[start Material for this task]

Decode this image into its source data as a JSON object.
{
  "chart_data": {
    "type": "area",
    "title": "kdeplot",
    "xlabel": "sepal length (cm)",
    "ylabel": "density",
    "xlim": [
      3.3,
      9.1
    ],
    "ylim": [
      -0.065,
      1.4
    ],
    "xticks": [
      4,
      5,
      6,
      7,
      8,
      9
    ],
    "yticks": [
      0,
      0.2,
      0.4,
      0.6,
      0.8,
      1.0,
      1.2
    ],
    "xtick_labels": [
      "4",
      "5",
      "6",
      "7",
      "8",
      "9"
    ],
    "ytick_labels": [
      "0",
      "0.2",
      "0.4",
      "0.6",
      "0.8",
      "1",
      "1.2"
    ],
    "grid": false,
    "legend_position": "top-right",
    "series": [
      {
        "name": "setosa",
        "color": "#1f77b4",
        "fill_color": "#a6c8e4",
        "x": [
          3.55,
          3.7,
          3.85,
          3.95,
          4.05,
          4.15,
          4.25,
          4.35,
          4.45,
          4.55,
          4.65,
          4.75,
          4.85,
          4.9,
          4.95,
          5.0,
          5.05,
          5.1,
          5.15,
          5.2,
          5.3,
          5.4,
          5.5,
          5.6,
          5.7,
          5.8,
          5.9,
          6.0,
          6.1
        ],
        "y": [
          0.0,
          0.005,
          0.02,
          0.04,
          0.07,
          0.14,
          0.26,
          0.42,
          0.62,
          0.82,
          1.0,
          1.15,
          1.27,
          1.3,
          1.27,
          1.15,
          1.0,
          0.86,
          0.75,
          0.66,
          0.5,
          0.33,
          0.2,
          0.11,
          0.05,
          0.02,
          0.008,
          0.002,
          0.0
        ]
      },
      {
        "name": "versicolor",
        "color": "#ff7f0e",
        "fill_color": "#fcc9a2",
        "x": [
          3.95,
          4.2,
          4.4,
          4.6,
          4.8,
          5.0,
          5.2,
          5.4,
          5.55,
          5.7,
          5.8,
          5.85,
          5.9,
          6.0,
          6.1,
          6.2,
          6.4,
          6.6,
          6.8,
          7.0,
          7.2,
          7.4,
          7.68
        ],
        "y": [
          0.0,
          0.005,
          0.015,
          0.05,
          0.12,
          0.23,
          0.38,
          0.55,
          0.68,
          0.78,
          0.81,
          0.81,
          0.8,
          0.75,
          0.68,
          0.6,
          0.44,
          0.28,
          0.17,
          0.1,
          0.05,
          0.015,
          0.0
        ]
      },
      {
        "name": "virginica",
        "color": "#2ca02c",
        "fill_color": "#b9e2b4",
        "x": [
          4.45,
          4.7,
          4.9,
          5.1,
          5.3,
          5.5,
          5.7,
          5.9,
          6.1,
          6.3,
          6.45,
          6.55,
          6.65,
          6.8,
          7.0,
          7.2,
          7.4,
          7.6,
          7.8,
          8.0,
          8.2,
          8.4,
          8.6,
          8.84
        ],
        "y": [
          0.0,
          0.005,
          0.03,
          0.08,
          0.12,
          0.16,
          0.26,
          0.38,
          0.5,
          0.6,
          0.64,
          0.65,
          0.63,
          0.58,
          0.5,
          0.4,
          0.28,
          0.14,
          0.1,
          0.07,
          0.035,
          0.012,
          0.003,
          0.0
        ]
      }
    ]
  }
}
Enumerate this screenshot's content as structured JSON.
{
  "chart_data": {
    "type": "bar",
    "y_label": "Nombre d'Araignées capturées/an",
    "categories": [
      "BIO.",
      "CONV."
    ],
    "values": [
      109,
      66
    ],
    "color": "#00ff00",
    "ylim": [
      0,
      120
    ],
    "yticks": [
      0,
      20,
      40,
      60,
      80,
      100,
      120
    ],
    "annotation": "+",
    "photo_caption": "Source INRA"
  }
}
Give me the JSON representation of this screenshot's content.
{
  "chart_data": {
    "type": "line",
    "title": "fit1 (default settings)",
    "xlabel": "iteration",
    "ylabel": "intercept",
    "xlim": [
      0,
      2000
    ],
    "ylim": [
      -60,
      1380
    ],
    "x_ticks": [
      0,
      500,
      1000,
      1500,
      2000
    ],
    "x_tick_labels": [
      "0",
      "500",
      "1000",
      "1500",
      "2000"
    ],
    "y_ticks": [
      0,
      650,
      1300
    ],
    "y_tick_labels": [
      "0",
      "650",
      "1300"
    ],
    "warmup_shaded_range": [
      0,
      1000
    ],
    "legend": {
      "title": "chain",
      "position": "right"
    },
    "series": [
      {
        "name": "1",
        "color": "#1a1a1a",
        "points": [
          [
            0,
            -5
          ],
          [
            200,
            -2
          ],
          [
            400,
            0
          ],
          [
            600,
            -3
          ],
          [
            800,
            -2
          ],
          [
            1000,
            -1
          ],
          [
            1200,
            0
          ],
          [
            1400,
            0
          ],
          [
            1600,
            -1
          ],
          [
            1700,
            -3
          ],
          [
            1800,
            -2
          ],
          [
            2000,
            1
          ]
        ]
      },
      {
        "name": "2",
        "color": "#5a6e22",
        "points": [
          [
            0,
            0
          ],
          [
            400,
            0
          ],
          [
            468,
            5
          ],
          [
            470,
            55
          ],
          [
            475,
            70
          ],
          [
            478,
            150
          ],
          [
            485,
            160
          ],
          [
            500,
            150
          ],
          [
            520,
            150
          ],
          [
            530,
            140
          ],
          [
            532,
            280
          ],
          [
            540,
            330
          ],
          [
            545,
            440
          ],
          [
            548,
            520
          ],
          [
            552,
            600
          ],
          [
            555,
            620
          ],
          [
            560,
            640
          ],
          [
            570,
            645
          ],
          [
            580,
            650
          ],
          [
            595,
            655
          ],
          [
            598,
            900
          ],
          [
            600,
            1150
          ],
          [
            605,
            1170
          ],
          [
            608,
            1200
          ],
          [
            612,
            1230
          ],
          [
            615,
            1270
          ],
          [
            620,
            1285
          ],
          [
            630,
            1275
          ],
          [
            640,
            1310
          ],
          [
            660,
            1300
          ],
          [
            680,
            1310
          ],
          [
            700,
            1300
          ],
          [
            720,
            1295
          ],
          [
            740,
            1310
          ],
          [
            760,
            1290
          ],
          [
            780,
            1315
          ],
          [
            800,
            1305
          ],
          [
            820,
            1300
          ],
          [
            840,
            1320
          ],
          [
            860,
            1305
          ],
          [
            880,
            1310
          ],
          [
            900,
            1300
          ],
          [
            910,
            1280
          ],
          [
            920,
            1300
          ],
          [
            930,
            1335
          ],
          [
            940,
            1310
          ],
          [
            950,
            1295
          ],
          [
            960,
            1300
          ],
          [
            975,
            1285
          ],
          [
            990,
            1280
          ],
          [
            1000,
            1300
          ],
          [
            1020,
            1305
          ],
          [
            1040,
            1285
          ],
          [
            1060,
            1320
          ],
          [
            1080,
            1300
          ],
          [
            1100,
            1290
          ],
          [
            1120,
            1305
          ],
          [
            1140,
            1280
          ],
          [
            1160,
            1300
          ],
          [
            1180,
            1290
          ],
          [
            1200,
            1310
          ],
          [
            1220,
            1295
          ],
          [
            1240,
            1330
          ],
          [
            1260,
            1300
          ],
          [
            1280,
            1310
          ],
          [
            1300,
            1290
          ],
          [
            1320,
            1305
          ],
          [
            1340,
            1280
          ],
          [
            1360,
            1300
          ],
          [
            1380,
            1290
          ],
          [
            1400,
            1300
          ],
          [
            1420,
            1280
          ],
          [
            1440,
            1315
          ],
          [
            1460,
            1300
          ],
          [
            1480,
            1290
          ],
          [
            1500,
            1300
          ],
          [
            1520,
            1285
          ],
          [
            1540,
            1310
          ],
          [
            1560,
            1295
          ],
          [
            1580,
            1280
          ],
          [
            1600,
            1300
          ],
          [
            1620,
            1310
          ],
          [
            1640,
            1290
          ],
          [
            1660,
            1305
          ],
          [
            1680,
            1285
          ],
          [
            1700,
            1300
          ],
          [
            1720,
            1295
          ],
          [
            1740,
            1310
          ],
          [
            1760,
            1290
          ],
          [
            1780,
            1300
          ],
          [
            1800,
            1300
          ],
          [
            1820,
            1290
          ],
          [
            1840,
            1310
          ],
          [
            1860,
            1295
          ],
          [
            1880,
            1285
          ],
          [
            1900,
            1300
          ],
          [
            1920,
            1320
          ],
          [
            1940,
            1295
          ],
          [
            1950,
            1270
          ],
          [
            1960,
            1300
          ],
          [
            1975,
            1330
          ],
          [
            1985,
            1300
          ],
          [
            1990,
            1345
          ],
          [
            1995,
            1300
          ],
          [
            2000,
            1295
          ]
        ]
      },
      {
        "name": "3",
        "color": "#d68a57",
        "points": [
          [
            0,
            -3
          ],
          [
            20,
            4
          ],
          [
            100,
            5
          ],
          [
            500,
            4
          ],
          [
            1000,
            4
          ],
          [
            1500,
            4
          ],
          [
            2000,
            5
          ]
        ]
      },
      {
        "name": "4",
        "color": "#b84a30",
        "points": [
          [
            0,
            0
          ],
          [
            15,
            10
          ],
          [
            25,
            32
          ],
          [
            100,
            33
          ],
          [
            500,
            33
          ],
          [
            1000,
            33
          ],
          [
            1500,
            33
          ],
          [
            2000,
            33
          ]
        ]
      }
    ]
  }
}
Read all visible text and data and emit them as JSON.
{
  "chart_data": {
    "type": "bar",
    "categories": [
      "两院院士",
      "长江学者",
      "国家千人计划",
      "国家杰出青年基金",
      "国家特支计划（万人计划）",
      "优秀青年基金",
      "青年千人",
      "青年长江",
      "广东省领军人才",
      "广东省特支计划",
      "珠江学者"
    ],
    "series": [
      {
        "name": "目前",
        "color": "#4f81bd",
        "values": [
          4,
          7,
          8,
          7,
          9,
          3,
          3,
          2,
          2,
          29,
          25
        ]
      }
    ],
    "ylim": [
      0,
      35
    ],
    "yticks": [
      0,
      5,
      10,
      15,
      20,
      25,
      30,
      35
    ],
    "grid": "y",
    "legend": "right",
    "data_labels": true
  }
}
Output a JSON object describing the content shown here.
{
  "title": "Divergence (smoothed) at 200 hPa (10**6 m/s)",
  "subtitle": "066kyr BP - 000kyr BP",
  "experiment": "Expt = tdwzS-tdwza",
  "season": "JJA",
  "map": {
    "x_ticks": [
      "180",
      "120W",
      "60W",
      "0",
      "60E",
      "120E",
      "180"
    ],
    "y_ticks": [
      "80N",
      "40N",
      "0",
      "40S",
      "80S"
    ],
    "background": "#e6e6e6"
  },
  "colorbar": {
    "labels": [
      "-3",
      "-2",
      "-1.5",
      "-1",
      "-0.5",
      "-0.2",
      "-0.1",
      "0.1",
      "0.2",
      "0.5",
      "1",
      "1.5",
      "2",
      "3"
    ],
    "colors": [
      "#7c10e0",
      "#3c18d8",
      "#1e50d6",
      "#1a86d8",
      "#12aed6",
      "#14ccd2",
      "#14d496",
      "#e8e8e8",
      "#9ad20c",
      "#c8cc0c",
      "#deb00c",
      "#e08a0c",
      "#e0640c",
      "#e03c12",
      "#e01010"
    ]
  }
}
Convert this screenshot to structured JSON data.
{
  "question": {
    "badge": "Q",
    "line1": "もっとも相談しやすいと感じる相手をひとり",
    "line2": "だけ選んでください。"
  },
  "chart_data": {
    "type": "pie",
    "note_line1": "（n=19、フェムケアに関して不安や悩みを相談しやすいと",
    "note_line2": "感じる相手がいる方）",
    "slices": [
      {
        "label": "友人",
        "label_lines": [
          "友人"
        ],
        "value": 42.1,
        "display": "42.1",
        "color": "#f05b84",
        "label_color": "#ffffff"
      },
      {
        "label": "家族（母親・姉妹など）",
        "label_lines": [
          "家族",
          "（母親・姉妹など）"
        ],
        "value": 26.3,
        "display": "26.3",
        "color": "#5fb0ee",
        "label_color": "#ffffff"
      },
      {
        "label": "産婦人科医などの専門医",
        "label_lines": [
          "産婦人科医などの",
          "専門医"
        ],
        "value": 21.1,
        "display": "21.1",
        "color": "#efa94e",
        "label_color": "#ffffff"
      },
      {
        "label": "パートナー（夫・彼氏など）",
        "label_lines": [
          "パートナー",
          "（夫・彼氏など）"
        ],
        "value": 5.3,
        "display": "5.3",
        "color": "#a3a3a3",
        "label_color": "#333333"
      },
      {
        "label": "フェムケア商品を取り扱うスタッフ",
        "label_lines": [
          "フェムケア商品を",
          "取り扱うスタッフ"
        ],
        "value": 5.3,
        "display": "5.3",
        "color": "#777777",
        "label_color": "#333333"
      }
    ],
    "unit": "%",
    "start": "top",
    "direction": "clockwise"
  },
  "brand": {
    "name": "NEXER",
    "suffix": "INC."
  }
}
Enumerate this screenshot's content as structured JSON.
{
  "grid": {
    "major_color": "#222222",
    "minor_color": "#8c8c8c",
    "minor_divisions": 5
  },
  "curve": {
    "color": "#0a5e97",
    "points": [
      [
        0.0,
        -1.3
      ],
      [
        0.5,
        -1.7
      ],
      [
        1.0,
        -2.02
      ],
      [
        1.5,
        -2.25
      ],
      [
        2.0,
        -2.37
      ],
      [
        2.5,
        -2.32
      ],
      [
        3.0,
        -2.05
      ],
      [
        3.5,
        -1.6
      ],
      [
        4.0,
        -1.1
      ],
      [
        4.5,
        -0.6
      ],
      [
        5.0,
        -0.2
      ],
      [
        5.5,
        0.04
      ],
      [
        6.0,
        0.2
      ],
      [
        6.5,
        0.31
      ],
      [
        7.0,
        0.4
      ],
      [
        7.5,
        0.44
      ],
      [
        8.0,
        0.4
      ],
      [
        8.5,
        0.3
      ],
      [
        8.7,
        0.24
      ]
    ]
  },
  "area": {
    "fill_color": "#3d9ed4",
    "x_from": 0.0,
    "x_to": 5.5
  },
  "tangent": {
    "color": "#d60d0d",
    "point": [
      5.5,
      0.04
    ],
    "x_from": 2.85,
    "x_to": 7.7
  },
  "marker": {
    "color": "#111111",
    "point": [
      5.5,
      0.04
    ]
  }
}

[end Material for this task]

Scan the lines for the string "content". Pick out every line that has it.

Enumerate this screenshot's content as structured JSON.
Give me the JSON representation of this screenshot's content.
Output a JSON object describing the content shown here.
Enumerate this screenshot's content as structured JSON.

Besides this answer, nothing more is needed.